Problem to work on
List all the lines in these records that hold "Hewitt".

Excerpt from a dataset:

____________

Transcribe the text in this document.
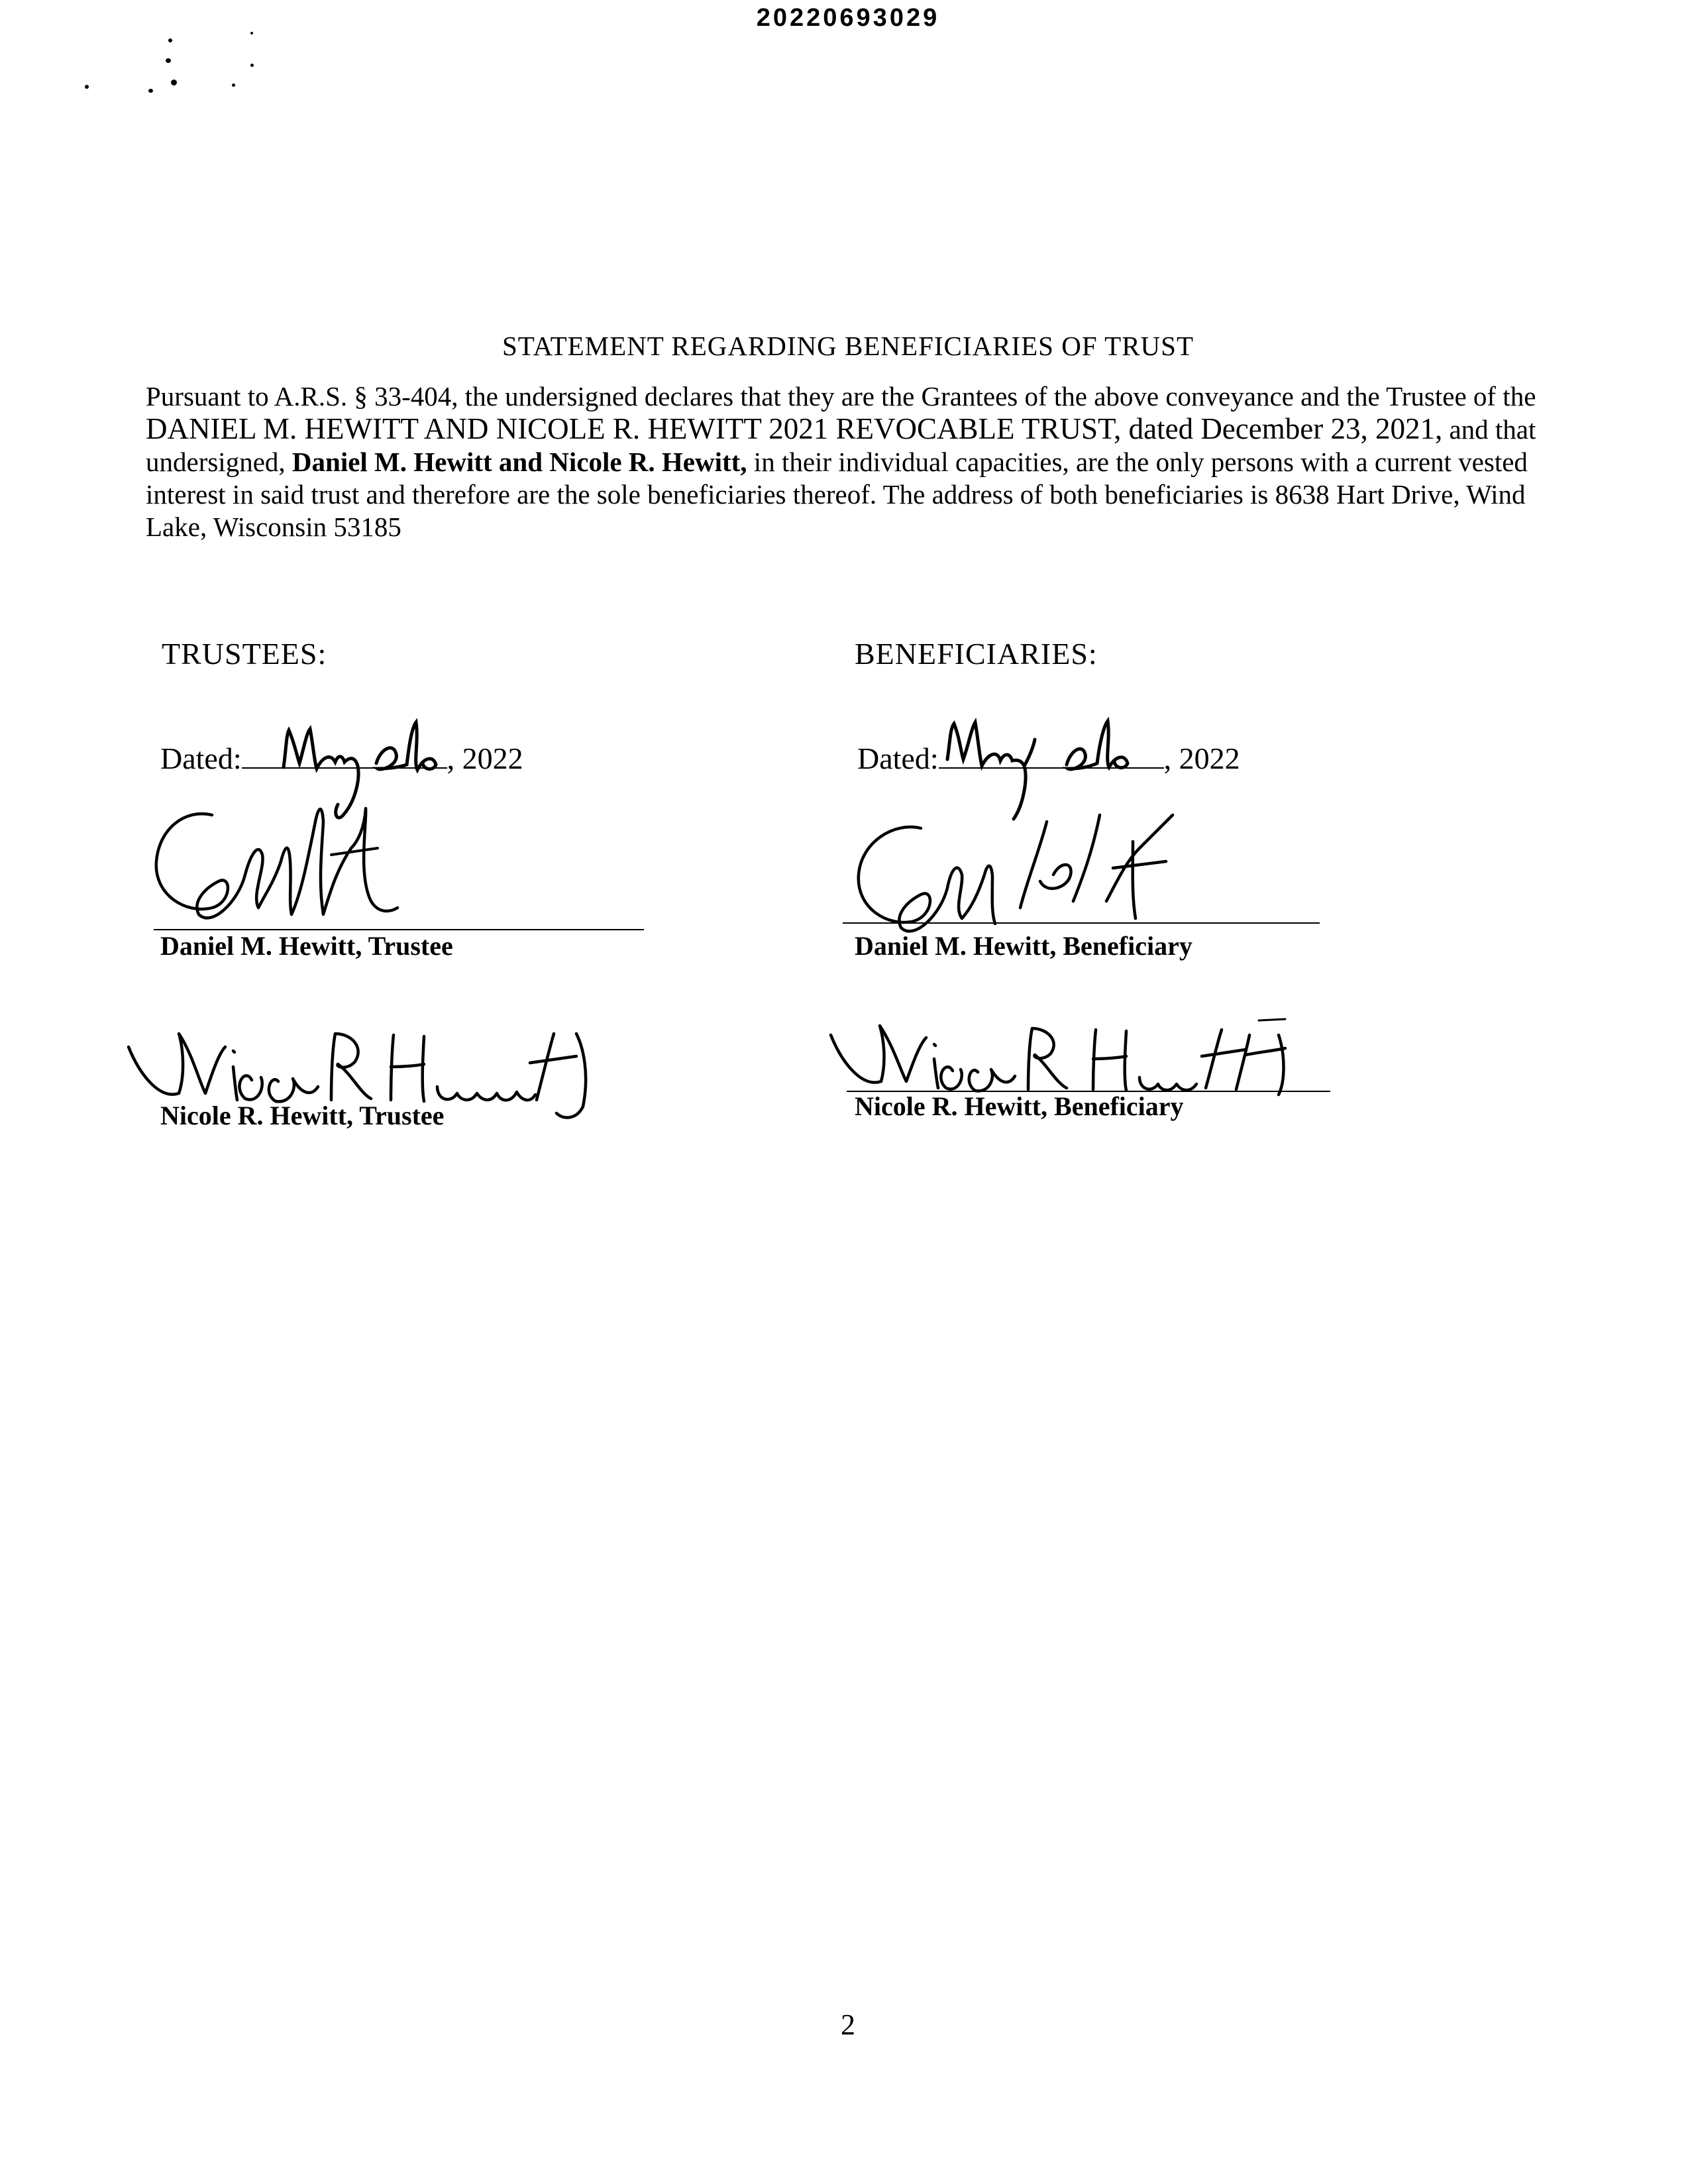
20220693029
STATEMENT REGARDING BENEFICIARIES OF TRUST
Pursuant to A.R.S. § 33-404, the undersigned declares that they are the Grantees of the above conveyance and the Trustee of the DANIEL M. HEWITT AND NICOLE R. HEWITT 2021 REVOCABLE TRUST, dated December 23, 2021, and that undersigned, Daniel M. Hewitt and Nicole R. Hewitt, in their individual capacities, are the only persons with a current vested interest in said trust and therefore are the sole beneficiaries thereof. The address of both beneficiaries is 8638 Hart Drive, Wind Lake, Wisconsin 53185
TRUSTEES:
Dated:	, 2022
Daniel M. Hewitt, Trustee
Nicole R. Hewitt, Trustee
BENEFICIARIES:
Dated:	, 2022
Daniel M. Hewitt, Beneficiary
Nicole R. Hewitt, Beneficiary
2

____________

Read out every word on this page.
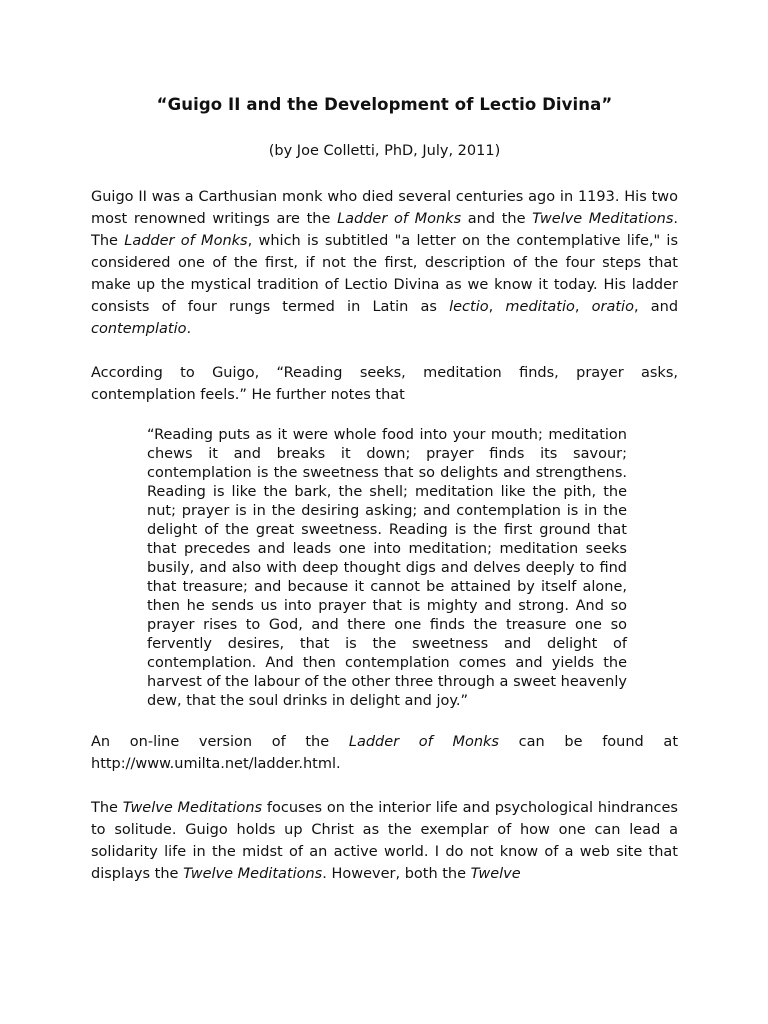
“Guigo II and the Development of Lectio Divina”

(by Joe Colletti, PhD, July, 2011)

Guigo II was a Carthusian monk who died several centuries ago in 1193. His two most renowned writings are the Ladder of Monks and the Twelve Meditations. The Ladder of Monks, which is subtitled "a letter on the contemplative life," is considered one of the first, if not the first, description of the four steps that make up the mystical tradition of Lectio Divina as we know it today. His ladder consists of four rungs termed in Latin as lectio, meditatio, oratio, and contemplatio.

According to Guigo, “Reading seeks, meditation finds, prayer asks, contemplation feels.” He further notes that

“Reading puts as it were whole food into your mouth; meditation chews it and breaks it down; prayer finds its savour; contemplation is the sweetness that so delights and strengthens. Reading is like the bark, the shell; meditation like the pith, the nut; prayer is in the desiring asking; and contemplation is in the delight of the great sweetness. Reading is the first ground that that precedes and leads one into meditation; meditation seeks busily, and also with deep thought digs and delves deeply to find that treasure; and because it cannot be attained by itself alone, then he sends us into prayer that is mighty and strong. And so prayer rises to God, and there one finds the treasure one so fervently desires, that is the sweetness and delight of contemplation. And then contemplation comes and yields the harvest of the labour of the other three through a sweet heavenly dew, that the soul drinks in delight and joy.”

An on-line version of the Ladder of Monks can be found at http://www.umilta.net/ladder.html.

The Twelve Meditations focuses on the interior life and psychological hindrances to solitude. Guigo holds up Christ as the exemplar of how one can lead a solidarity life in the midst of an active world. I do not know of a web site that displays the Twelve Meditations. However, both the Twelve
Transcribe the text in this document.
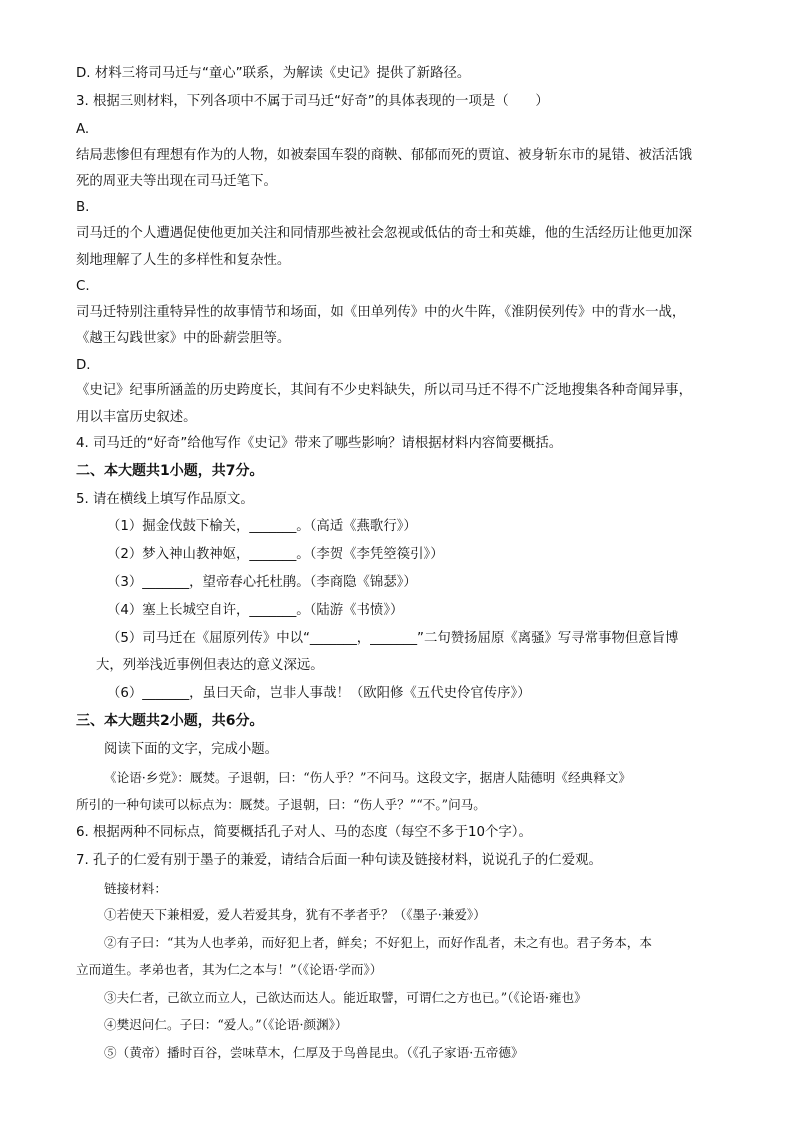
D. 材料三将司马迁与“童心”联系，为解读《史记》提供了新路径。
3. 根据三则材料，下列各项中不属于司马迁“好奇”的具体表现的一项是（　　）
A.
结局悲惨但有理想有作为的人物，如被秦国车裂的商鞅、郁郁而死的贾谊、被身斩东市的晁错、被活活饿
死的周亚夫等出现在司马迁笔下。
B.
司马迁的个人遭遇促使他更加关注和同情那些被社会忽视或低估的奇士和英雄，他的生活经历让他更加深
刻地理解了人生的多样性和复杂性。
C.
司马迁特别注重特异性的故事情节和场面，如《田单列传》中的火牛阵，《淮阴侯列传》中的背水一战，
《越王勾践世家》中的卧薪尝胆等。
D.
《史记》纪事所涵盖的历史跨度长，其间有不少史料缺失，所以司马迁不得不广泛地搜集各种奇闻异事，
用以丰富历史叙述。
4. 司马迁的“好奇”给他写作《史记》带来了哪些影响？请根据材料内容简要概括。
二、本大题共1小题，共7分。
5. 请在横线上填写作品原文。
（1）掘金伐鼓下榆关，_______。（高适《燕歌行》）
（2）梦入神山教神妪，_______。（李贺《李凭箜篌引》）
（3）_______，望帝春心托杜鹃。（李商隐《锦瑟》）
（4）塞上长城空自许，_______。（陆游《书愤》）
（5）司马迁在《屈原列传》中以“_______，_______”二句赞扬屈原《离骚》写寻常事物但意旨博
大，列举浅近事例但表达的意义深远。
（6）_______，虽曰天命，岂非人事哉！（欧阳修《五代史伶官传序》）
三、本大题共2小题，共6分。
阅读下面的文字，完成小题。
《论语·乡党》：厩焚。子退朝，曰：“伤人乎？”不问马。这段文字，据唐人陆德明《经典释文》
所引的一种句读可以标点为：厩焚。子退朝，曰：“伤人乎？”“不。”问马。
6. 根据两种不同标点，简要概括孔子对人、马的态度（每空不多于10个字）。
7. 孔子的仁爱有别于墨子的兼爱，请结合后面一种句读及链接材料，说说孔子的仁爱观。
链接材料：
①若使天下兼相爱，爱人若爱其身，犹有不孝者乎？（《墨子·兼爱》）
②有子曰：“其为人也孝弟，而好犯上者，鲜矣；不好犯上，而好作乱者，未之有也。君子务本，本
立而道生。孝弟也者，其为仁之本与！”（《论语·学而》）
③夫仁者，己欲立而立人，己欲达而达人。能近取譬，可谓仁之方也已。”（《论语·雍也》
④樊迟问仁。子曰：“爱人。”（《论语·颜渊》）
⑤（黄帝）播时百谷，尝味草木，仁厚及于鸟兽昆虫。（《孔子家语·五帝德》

____________

Exercise output
Pursuant to A.R.S. § 33-404, the undersigned declares that they are the Grantees of the above conveyance and the Trustee of the DANIEL M. HEWITT AND NICOLE R. HEWITT 2021 REVOCABLE TRUST, dated December 23, 2021, and that undersigned, Daniel M. Hewitt and Nicole R. Hewitt, in their individual capacities, are the only persons with a current vested interest in said trust and therefore are the sole beneficiaries thereof. The address of both beneficiaries is 8638 Hart Drive, Wind Lake, Wisconsin 53185
Daniel M. Hewitt, Trustee
Nicole R. Hewitt, Trustee
Daniel M. Hewitt, Beneficiary
Nicole R. Hewitt, Beneficiary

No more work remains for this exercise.